__RECORDS FOR THIS TASK__:

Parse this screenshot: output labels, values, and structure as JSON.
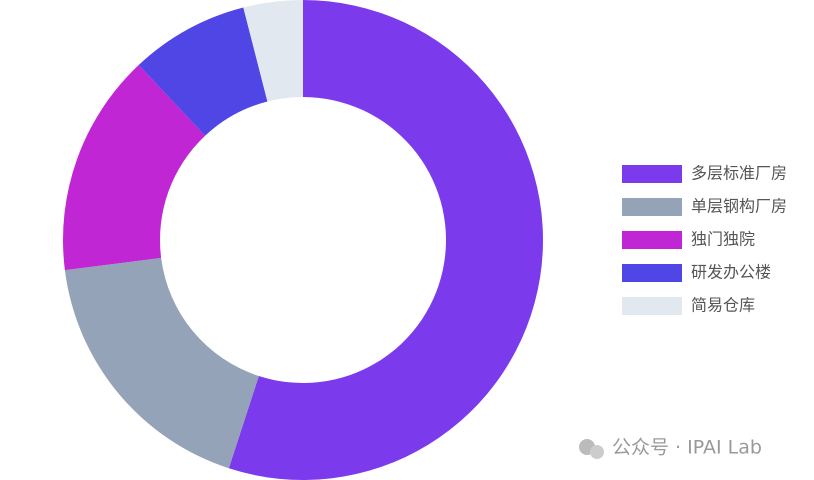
{
  "chart_data": {
    "type": "pie",
    "categories": [
      "多层标准厂房",
      "单层钢构厂房",
      "独门独院",
      "研发办公楼",
      "简易仓库"
    ],
    "values": [
      55,
      18,
      15,
      8,
      4
    ],
    "colors": [
      "#7c3aed",
      "#94a3b8",
      "#c026d3",
      "#4f46e5",
      "#e2e8f0"
    ],
    "legend": "right"
  },
  "watermark": "公众号 · IPAI Lab"
}
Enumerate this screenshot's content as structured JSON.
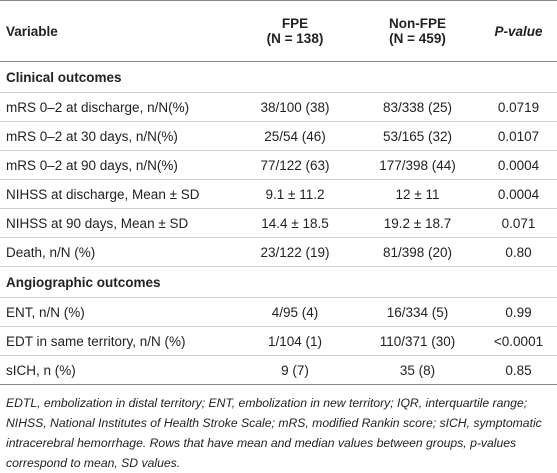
{
  "table": {
    "columns": [
      {
        "name": "Variable"
      },
      {
        "name": "FPE",
        "n": "(N = 138)"
      },
      {
        "name": "Non-FPE",
        "n": "(N = 459)"
      },
      {
        "name": "P-value"
      }
    ],
    "sections": [
      {
        "title": "Clinical outcomes",
        "rows": [
          [
            "mRS 0–2 at discharge, n/N(%)",
            "38/100 (38)",
            "83/338 (25)",
            "0.0719"
          ],
          [
            "mRS 0–2 at 30 days, n/N(%)",
            "25/54 (46)",
            "53/165 (32)",
            "0.0107"
          ],
          [
            "mRS 0–2 at 90 days, n/N(%)",
            "77/122 (63)",
            "177/398 (44)",
            "0.0004"
          ],
          [
            "NIHSS at discharge, Mean ± SD",
            "9.1 ± 11.2",
            "12 ± 11",
            "0.0004"
          ],
          [
            "NIHSS at 90 days, Mean ± SD",
            "14.4 ± 18.5",
            "19.2 ± 18.7",
            "0.071"
          ],
          [
            "Death, n/N (%)",
            "23/122 (19)",
            "81/398 (20)",
            "0.80"
          ]
        ]
      },
      {
        "title": "Angiographic outcomes",
        "rows": [
          [
            "ENT, n/N (%)",
            "4/95 (4)",
            "16/334 (5)",
            "0.99"
          ],
          [
            "EDT in same territory, n/N (%)",
            "1/104 (1)",
            "110/371 (30)",
            "<0.0001"
          ],
          [
            "sICH, n (%)",
            "9 (7)",
            "35 (8)",
            "0.85"
          ]
        ]
      }
    ],
    "footnote": "EDTL, embolization in distal territory; ENT, embolization in new territory; IQR, interquartile range; NIHSS, National Institutes of Health Stroke Scale; mRS, modified Rankin score; sICH, symptomatic intracerebral hemorrhage. Rows that have mean and median values between groups, p-values correspond to mean, SD values."
  }
}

__GIVEN PROBLEM__:
In your copy, leave out the pictures and reproduce the material above exactly.

__SOLUTION FOR THIS PROBLEM__:
Parse this screenshot: output labels, values, and structure as JSON.
{
  "chart_data": {
    "type": "pie",
    "categories": [
      "多层标准厂房",
      "单层钢构厂房",
      "独门独院",
      "研发办公楼",
      "简易仓库"
    ],
    "values": [
      55,
      18,
      15,
      8,
      4
    ],
    "colors": [
      "#7c3aed",
      "#94a3b8",
      "#c026d3",
      "#4f46e5",
      "#e2e8f0"
    ],
    "legend": "right"
  },
  "watermark": "公众号 · IPAI Lab"
}
Enumerate this screenshot's content as structured JSON.
{
  "table": {
    "columns": [
      {
        "name": "Variable"
      },
      {
        "name": "FPE",
        "n": "(N = 138)"
      },
      {
        "name": "Non-FPE",
        "n": "(N = 459)"
      },
      {
        "name": "P-value"
      }
    ],
    "sections": [
      {
        "title": "Clinical outcomes",
        "rows": [
          [
            "mRS 0–2 at discharge, n/N(%)",
            "38/100 (38)",
            "83/338 (25)",
            "0.0719"
          ],
          [
            "mRS 0–2 at 30 days, n/N(%)",
            "25/54 (46)",
            "53/165 (32)",
            "0.0107"
          ],
          [
            "mRS 0–2 at 90 days, n/N(%)",
            "77/122 (63)",
            "177/398 (44)",
            "0.0004"
          ],
          [
            "NIHSS at discharge, Mean ± SD",
            "9.1 ± 11.2",
            "12 ± 11",
            "0.0004"
          ],
          [
            "NIHSS at 90 days, Mean ± SD",
            "14.4 ± 18.5",
            "19.2 ± 18.7",
            "0.071"
          ],
          [
            "Death, n/N (%)",
            "23/122 (19)",
            "81/398 (20)",
            "0.80"
          ]
        ]
      },
      {
        "title": "Angiographic outcomes",
        "rows": [
          [
            "ENT, n/N (%)",
            "4/95 (4)",
            "16/334 (5)",
            "0.99"
          ],
          [
            "EDT in same territory, n/N (%)",
            "1/104 (1)",
            "110/371 (30)",
            "<0.0001"
          ],
          [
            "sICH, n (%)",
            "9 (7)",
            "35 (8)",
            "0.85"
          ]
        ]
      }
    ],
    "footnote": "EDTL, embolization in distal territory; ENT, embolization in new territory; IQR, interquartile range; NIHSS, National Institutes of Health Stroke Scale; mRS, modified Rankin score; sICH, symptomatic intracerebral hemorrhage. Rows that have mean and median values between groups, p-values correspond to mean, SD values."
  }
}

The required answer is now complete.